→ **EXERCISE DETAILS**:
With the images removed, repeat the data below exactly.

→ **GIVEN DATA**:

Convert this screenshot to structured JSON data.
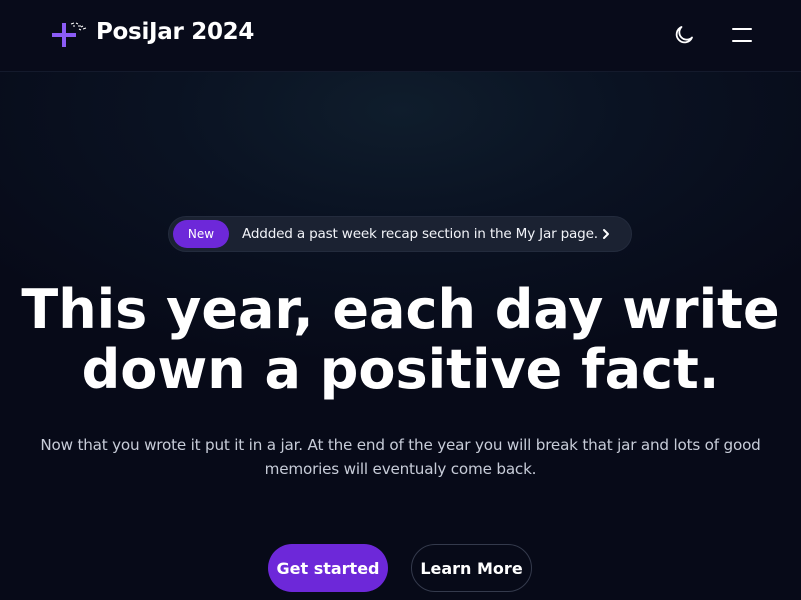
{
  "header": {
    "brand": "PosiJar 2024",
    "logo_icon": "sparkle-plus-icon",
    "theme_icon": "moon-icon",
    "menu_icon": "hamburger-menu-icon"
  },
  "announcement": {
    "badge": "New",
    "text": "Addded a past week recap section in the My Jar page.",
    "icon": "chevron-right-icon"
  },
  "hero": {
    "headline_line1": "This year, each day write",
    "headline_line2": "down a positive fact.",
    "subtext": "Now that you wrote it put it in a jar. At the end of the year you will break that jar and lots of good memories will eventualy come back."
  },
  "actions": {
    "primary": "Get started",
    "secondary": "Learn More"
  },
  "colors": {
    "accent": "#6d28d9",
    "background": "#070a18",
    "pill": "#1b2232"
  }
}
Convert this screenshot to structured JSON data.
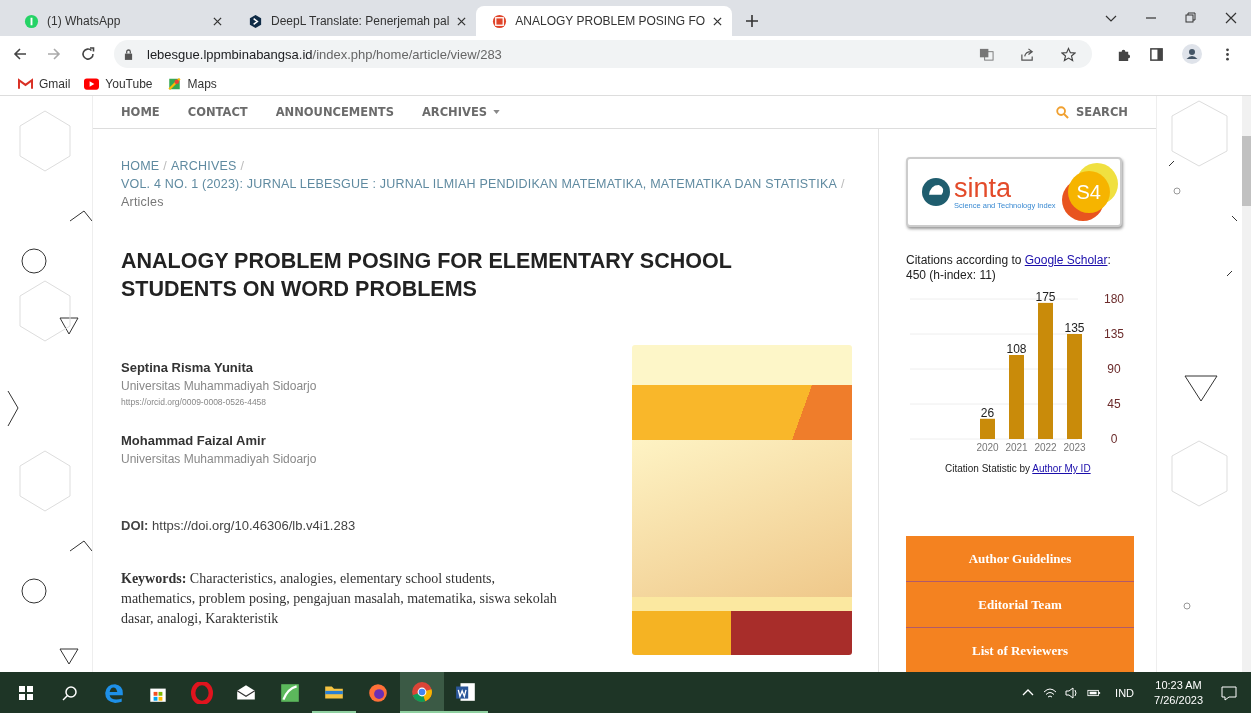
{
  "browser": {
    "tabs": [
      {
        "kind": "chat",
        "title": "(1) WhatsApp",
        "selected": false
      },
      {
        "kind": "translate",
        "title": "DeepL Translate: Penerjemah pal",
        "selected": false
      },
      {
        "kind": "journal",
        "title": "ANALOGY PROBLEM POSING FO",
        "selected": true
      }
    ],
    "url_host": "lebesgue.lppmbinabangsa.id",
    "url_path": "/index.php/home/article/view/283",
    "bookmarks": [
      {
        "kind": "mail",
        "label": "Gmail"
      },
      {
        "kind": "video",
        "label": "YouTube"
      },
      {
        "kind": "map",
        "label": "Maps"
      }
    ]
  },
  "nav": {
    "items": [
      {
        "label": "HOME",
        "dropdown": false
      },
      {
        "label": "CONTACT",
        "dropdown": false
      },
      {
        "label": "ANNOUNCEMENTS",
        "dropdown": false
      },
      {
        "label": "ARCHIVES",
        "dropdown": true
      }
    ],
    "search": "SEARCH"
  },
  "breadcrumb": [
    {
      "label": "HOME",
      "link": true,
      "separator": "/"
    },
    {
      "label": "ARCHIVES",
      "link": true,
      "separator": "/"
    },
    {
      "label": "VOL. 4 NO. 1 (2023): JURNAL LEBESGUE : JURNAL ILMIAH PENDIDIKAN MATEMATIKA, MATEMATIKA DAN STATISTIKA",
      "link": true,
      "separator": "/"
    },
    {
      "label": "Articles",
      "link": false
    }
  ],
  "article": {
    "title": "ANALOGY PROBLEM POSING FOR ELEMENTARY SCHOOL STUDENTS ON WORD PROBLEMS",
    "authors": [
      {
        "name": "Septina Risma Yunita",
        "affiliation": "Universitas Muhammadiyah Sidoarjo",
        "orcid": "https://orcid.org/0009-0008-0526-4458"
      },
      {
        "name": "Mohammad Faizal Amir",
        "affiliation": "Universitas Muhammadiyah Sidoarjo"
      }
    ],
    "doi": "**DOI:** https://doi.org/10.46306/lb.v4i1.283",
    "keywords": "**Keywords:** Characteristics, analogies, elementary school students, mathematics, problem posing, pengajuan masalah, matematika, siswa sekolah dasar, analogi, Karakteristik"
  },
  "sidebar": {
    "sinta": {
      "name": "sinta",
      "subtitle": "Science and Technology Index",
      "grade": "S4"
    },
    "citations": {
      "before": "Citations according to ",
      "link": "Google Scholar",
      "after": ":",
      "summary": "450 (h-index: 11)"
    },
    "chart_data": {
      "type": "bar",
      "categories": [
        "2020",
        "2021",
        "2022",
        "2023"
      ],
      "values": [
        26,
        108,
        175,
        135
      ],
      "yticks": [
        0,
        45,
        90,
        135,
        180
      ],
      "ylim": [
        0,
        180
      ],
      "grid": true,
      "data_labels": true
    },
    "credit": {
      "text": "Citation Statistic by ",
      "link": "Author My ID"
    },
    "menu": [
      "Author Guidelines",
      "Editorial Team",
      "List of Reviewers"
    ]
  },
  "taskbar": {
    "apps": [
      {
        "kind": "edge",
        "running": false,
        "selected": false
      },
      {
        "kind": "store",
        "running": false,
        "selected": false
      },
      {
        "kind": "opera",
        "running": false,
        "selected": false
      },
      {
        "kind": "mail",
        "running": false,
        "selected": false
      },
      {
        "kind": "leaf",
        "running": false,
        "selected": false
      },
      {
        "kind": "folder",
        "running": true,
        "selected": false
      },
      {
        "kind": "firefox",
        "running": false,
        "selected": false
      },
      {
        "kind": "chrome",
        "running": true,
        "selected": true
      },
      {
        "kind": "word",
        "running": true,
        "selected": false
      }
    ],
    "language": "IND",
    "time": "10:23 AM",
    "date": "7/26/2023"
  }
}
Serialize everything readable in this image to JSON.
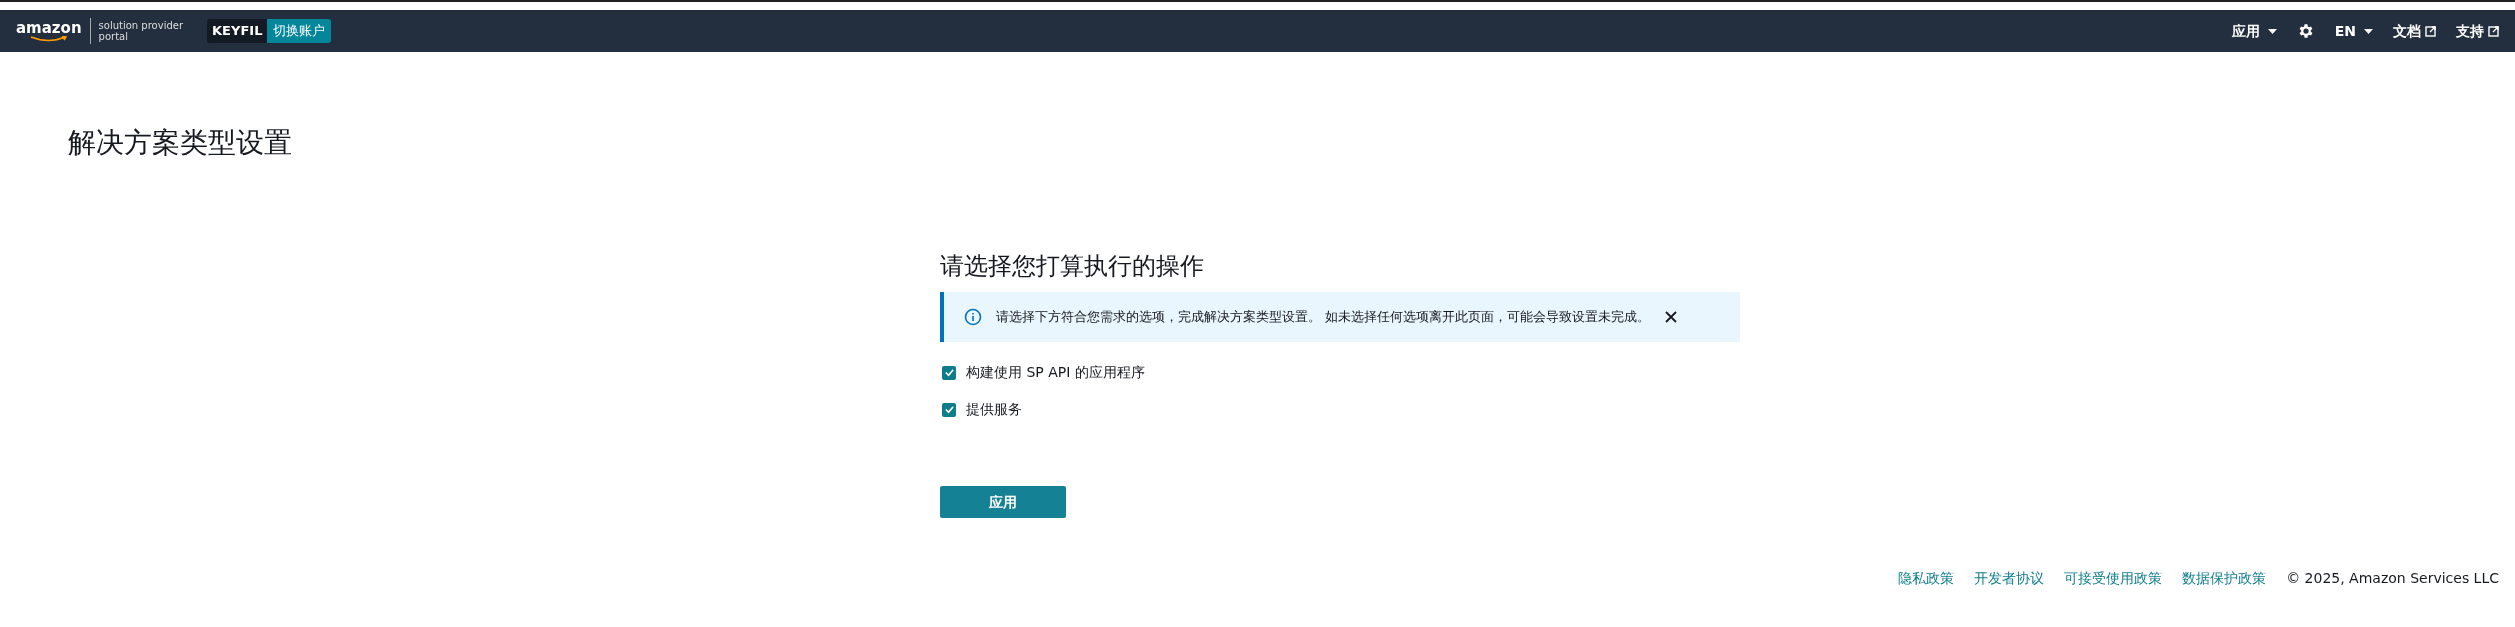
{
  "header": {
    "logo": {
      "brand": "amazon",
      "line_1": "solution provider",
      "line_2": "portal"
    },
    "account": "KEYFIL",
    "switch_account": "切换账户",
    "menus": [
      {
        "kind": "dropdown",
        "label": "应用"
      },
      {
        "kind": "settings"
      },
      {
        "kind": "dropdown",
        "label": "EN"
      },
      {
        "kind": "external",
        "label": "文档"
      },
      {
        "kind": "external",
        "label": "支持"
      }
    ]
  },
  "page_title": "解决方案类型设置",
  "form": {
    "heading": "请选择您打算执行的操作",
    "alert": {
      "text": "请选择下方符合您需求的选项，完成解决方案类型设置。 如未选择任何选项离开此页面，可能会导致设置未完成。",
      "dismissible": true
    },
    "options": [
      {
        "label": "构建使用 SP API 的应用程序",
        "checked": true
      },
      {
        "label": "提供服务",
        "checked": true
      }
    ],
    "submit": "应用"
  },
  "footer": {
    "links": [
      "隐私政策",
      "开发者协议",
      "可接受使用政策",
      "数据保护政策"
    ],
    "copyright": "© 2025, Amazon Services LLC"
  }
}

→ **THE ANSWER**:
Convert this screenshot to structured JSON data.
{
  "header": {
    "brand": "PosiJar 2024",
    "logo_icon": "sparkle-plus-icon",
    "theme_icon": "moon-icon",
    "menu_icon": "hamburger-menu-icon"
  },
  "announcement": {
    "badge": "New",
    "text": "Addded a past week recap section in the My Jar page.",
    "icon": "chevron-right-icon"
  },
  "hero": {
    "headline_line1": "This year, each day write",
    "headline_line2": "down a positive fact.",
    "subtext": "Now that you wrote it put it in a jar. At the end of the year you will break that jar and lots of good memories will eventualy come back."
  },
  "actions": {
    "primary": "Get started",
    "secondary": "Learn More"
  },
  "colors": {
    "accent": "#6d28d9",
    "background": "#070a18",
    "pill": "#1b2232"
  }
}
Convert this screenshot to structured JSON data.
{
  "browser": {
    "tabs": [
      {
        "kind": "chat",
        "title": "(1) WhatsApp",
        "selected": false
      },
      {
        "kind": "translate",
        "title": "DeepL Translate: Penerjemah pal",
        "selected": false
      },
      {
        "kind": "journal",
        "title": "ANALOGY PROBLEM POSING FO",
        "selected": true
      }
    ],
    "url_host": "lebesgue.lppmbinabangsa.id",
    "url_path": "/index.php/home/article/view/283",
    "bookmarks": [
      {
        "kind": "mail",
        "label": "Gmail"
      },
      {
        "kind": "video",
        "label": "YouTube"
      },
      {
        "kind": "map",
        "label": "Maps"
      }
    ]
  },
  "nav": {
    "items": [
      {
        "label": "HOME",
        "dropdown": false
      },
      {
        "label": "CONTACT",
        "dropdown": false
      },
      {
        "label": "ANNOUNCEMENTS",
        "dropdown": false
      },
      {
        "label": "ARCHIVES",
        "dropdown": true
      }
    ],
    "search": "SEARCH"
  },
  "breadcrumb": [
    {
      "label": "HOME",
      "link": true,
      "separator": "/"
    },
    {
      "label": "ARCHIVES",
      "link": true,
      "separator": "/"
    },
    {
      "label": "VOL. 4 NO. 1 (2023): JURNAL LEBESGUE : JURNAL ILMIAH PENDIDIKAN MATEMATIKA, MATEMATIKA DAN STATISTIKA",
      "link": true,
      "separator": "/"
    },
    {
      "label": "Articles",
      "link": false
    }
  ],
  "article": {
    "title": "ANALOGY PROBLEM POSING FOR ELEMENTARY SCHOOL STUDENTS ON WORD PROBLEMS",
    "authors": [
      {
        "name": "Septina Risma Yunita",
        "affiliation": "Universitas Muhammadiyah Sidoarjo",
        "orcid": "https://orcid.org/0009-0008-0526-4458"
      },
      {
        "name": "Mohammad Faizal Amir",
        "affiliation": "Universitas Muhammadiyah Sidoarjo"
      }
    ],
    "doi": "**DOI:** https://doi.org/10.46306/lb.v4i1.283",
    "keywords": "**Keywords:** Characteristics, analogies, elementary school students, mathematics, problem posing, pengajuan masalah, matematika, siswa sekolah dasar, analogi, Karakteristik"
  },
  "sidebar": {
    "sinta": {
      "name": "sinta",
      "subtitle": "Science and Technology Index",
      "grade": "S4"
    },
    "citations": {
      "before": "Citations according to ",
      "link": "Google Scholar",
      "after": ":",
      "summary": "450 (h-index: 11)"
    },
    "chart_data": {
      "type": "bar",
      "categories": [
        "2020",
        "2021",
        "2022",
        "2023"
      ],
      "values": [
        26,
        108,
        175,
        135
      ],
      "yticks": [
        0,
        45,
        90,
        135,
        180
      ],
      "ylim": [
        0,
        180
      ],
      "grid": true,
      "data_labels": true
    },
    "credit": {
      "text": "Citation Statistic by ",
      "link": "Author My ID"
    },
    "menu": [
      "Author Guidelines",
      "Editorial Team",
      "List of Reviewers"
    ]
  },
  "taskbar": {
    "apps": [
      {
        "kind": "edge",
        "running": false,
        "selected": false
      },
      {
        "kind": "store",
        "running": false,
        "selected": false
      },
      {
        "kind": "opera",
        "running": false,
        "selected": false
      },
      {
        "kind": "mail",
        "running": false,
        "selected": false
      },
      {
        "kind": "leaf",
        "running": false,
        "selected": false
      },
      {
        "kind": "folder",
        "running": true,
        "selected": false
      },
      {
        "kind": "firefox",
        "running": false,
        "selected": false
      },
      {
        "kind": "chrome",
        "running": true,
        "selected": true
      },
      {
        "kind": "word",
        "running": true,
        "selected": false
      }
    ],
    "language": "IND",
    "time": "10:23 AM",
    "date": "7/26/2023"
  }
}
Serialize everything readable in this image to JSON.
{
  "header": {
    "logo": {
      "brand": "amazon",
      "line_1": "solution provider",
      "line_2": "portal"
    },
    "account": "KEYFIL",
    "switch_account": "切换账户",
    "menus": [
      {
        "kind": "dropdown",
        "label": "应用"
      },
      {
        "kind": "settings"
      },
      {
        "kind": "dropdown",
        "label": "EN"
      },
      {
        "kind": "external",
        "label": "文档"
      },
      {
        "kind": "external",
        "label": "支持"
      }
    ]
  },
  "page_title": "解决方案类型设置",
  "form": {
    "heading": "请选择您打算执行的操作",
    "alert": {
      "text": "请选择下方符合您需求的选项，完成解决方案类型设置。 如未选择任何选项离开此页面，可能会导致设置未完成。",
      "dismissible": true
    },
    "options": [
      {
        "label": "构建使用 SP API 的应用程序",
        "checked": true
      },
      {
        "label": "提供服务",
        "checked": true
      }
    ],
    "submit": "应用"
  },
  "footer": {
    "links": [
      "隐私政策",
      "开发者协议",
      "可接受使用政策",
      "数据保护政策"
    ],
    "copyright": "© 2025, Amazon Services LLC"
  }
}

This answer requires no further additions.